__WHAT NEEDS TO BE DONE__
Extract from the listing each line in which the word "ボールマウント" appears.

# RECORD SET start

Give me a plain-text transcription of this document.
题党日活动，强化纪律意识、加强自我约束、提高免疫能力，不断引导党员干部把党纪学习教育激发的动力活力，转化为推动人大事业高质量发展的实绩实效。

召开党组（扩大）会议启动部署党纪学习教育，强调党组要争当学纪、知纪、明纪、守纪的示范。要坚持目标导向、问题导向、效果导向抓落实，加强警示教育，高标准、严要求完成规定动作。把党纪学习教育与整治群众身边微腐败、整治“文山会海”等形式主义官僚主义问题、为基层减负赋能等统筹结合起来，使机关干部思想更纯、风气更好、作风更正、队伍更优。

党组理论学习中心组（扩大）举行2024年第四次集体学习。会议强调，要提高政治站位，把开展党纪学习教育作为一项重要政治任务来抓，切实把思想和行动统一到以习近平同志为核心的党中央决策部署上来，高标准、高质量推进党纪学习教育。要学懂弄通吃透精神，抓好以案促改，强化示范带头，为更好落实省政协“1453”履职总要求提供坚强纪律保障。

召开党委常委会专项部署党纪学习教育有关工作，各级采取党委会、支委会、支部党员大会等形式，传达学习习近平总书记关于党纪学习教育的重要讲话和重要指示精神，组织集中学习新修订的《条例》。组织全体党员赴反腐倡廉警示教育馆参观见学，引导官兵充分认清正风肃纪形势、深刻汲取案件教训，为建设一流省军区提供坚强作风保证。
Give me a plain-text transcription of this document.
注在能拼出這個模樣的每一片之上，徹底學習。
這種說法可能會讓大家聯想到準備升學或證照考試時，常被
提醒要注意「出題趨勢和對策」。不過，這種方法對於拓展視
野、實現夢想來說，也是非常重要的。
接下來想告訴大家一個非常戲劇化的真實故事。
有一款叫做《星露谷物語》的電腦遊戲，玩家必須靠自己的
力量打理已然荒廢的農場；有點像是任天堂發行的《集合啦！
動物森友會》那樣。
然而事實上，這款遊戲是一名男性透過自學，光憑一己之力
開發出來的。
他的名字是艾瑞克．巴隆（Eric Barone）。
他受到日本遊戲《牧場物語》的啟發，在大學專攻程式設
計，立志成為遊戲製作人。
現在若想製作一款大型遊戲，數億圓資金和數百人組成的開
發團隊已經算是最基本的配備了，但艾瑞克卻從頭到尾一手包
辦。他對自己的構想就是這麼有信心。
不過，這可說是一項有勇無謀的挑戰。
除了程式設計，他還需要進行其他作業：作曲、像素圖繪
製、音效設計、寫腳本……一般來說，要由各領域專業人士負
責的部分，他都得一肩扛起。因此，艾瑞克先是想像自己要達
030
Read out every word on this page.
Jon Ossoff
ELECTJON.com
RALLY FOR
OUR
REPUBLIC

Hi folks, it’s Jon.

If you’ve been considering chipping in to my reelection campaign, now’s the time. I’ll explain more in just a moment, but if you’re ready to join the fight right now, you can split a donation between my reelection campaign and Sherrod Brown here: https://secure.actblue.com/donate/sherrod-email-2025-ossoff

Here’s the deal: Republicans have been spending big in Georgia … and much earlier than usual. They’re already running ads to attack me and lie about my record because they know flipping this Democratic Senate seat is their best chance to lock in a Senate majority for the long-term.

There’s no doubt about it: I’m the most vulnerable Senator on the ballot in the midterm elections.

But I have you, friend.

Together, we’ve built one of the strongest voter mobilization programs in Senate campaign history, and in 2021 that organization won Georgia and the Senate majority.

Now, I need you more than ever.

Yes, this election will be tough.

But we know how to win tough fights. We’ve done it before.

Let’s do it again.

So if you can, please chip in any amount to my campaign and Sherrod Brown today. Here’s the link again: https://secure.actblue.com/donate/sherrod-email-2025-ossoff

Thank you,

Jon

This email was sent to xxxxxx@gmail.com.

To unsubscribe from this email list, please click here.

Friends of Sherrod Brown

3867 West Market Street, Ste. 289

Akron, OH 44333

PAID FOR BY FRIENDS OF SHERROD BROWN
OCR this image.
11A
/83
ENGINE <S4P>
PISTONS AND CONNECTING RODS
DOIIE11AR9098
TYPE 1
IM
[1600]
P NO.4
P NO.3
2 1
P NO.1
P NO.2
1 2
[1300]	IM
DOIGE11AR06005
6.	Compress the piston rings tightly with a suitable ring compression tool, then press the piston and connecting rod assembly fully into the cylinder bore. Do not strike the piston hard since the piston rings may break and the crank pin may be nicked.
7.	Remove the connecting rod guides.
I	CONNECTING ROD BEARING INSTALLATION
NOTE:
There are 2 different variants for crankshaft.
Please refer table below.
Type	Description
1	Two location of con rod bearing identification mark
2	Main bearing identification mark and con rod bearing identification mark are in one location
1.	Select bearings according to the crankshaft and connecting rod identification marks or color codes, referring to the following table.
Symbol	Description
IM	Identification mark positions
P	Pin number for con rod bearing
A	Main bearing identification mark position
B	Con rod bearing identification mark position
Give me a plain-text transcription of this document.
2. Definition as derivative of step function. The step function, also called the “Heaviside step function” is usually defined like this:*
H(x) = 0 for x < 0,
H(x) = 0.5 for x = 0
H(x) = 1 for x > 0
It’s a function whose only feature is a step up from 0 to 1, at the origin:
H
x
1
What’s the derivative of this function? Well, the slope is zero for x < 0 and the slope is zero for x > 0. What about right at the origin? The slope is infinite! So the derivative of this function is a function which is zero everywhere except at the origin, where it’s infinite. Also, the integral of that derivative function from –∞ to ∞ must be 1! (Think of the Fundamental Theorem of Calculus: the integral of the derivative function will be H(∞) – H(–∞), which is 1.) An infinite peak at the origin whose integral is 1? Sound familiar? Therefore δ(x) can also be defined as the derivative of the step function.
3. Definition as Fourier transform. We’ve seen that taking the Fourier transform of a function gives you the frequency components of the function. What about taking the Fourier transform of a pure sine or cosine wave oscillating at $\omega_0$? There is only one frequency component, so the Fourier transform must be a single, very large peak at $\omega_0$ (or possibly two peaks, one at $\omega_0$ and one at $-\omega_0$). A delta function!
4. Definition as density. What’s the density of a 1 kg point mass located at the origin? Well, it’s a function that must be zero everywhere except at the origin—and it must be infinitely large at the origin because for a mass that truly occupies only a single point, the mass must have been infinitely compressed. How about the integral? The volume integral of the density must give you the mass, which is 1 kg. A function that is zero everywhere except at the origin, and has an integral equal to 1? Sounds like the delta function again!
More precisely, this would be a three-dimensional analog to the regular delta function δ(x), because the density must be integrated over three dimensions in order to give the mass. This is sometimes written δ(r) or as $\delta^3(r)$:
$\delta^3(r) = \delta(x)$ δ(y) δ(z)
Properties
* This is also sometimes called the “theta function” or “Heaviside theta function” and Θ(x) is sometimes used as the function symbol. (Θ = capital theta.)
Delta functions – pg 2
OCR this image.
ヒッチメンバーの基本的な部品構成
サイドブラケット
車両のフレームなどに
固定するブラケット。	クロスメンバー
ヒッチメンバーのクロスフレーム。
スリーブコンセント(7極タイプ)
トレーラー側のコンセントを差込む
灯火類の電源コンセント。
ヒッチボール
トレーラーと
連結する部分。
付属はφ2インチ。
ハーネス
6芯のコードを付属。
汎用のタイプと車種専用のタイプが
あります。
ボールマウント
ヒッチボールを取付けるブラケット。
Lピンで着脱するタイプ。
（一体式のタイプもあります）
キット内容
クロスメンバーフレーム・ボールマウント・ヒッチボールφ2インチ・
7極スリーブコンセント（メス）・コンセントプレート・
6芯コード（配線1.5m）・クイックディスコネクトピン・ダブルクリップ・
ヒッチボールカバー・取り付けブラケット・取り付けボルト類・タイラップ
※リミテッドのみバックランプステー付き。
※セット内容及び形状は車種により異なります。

# RECORD SET end

__FINAL ANSWER__
ボールマウント
クロスメンバーフレーム・ボールマウント・ヒッチボールφ2インチ・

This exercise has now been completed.